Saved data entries
-- -- --

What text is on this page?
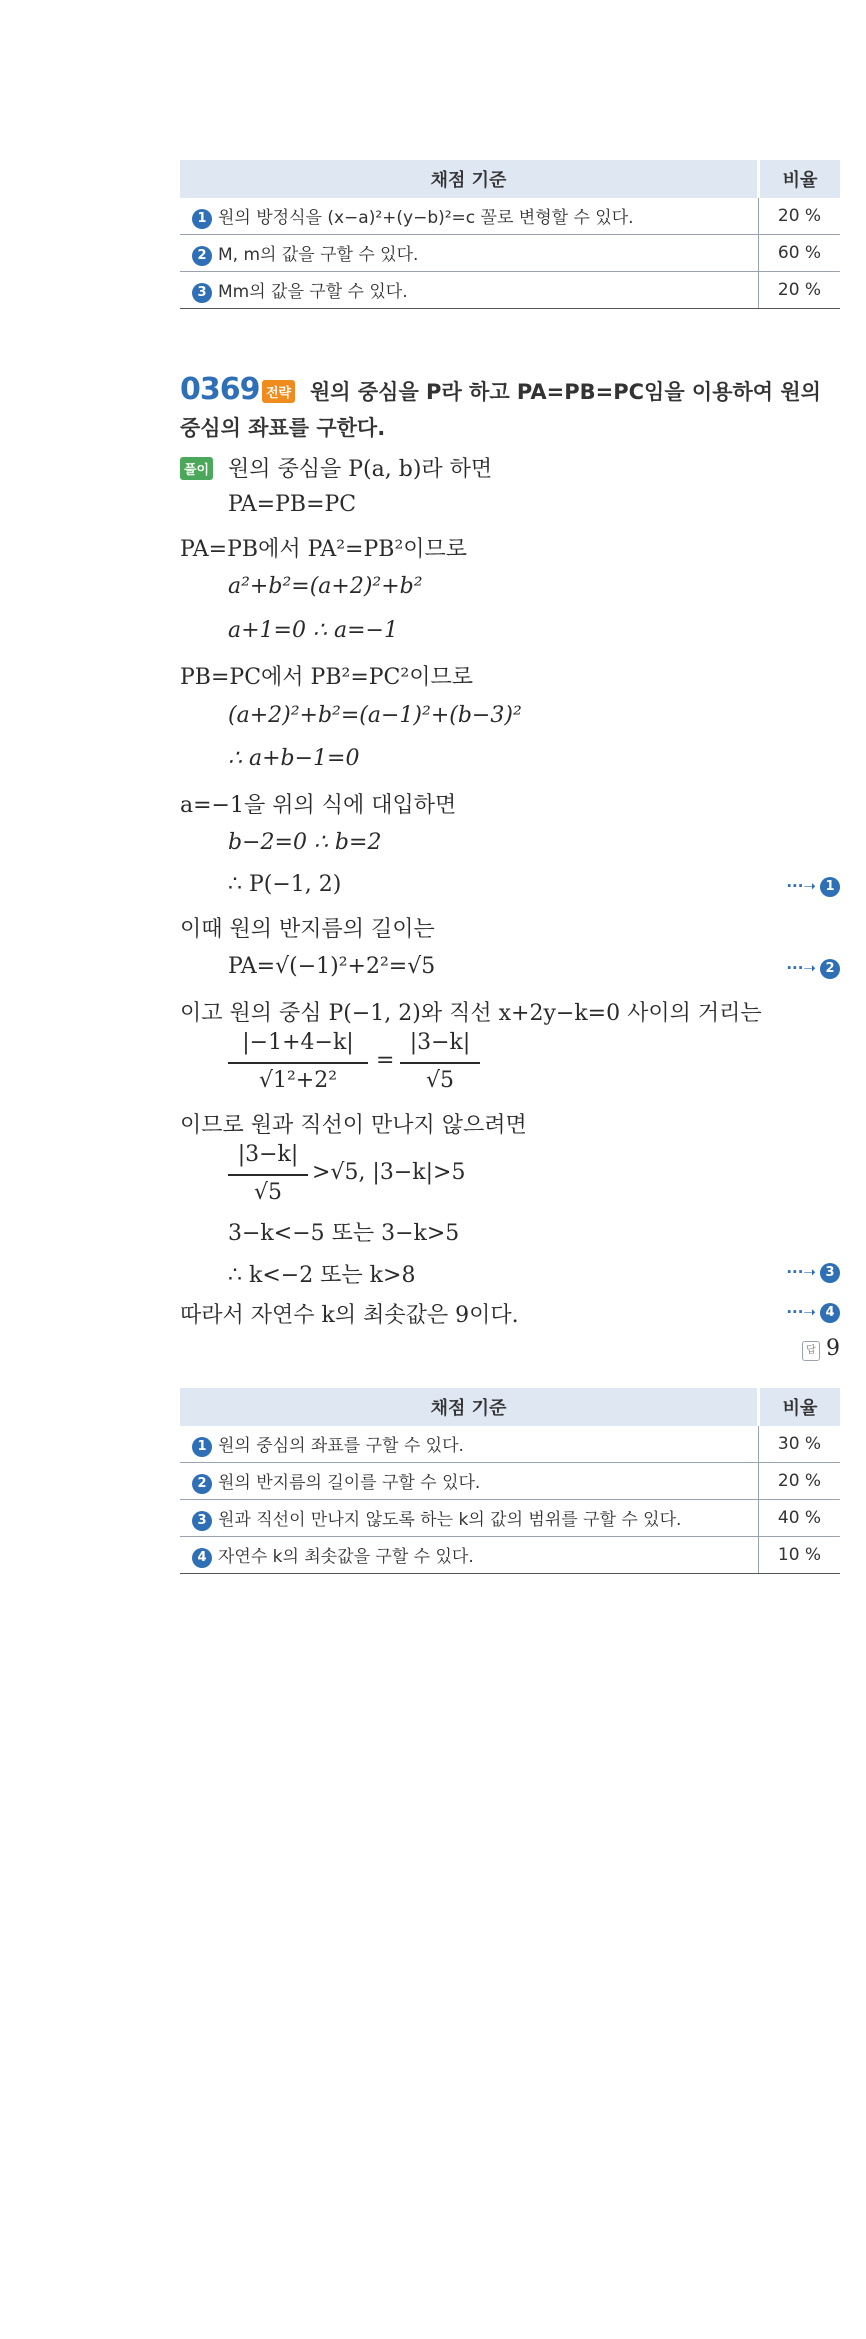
채점 기준	비율
1 원의 방정식을 (x−a)²+(y−b)²=c 꼴로 변형할 수 있다.	20 %
2 M, m의 값을 구할 수 있다.	60 %
3 Mm의 값을 구할 수 있다.	20 %
0369 전략 원의 중심을 P라 하고 PA=PB=PC임을 이용하여 원의
중심의 좌표를 구한다.
풀이 원의 중심을 P(a, b)라 하면
PA=PB=PC
PA=PB에서 PA²=PB²이므로
a²+b²=(a+2)²+b²
a+1=0 ∴ a=−1
PB=PC에서 PB²=PC²이므로
(a+2)²+b²=(a−1)²+(b−3)²
∴ a+b−1=0
a=−1을 위의 식에 대입하면
b−2=0 ∴ b=2
∴ P(−1, 2)	···➝ 1
이때 원의 반지름의 길이는
PA=√(−1)²+2²=√5	···➝ 2
이고 원의 중심 P(−1, 2)와 직선 x+2y−k=0 사이의 거리는
|−1+4−k|
√1²+2²
=
|3−k|
√5
이므로 원과 직선이 만나지 않으려면
|3−k|
√5
>√5, |3−k|>5
3−k<−5 또는 3−k>5
∴ k<−2 또는 k>8	···➝ 3
따라서 자연수 k의 최솟값은 9이다.	···➝ 4
답 9
채점 기준	비율
1 원의 중심의 좌표를 구할 수 있다.	30 %
2 원의 반지름의 길이를 구할 수 있다.	20 %
3 원과 직선이 만나지 않도록 하는 k의 값의 범위를 구할 수 있다.	40 %
4 자연수 k의 최솟값을 구할 수 있다.	10 %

-- -- --

» **Written exercise**: Reproduce the full listing faithfully, but do not carry over any pictures.

» **Finished answer**:
What text is on this page?
채점 기준	비율
1 원의 방정식을 (x−a)²+(y−b)²=c 꼴로 변형할 수 있다.	20 %
2 M, m의 값을 구할 수 있다.	60 %
3 Mm의 값을 구할 수 있다.	20 %
0369 전략 원의 중심을 P라 하고 PA=PB=PC임을 이용하여 원의
중심의 좌표를 구한다.
풀이 원의 중심을 P(a, b)라 하면
PA=PB=PC
PA=PB에서 PA²=PB²이므로
a²+b²=(a+2)²+b²
a+1=0 ∴ a=−1
PB=PC에서 PB²=PC²이므로
(a+2)²+b²=(a−1)²+(b−3)²
∴ a+b−1=0
a=−1을 위의 식에 대입하면
b−2=0 ∴ b=2
∴ P(−1, 2)	···➝ 1
이때 원의 반지름의 길이는
PA=√(−1)²+2²=√5	···➝ 2
이고 원의 중심 P(−1, 2)와 직선 x+2y−k=0 사이의 거리는
|−1+4−k|
√1²+2²
=
|3−k|
√5
이므로 원과 직선이 만나지 않으려면
|3−k|
√5
>√5, |3−k|>5
3−k<−5 또는 3−k>5
∴ k<−2 또는 k>8	···➝ 3
따라서 자연수 k의 최솟값은 9이다.	···➝ 4
답 9
채점 기준	비율
1 원의 중심의 좌표를 구할 수 있다.	30 %
2 원의 반지름의 길이를 구할 수 있다.	20 %
3 원과 직선이 만나지 않도록 하는 k의 값의 범위를 구할 수 있다.	40 %
4 자연수 k의 최솟값을 구할 수 있다.	10 %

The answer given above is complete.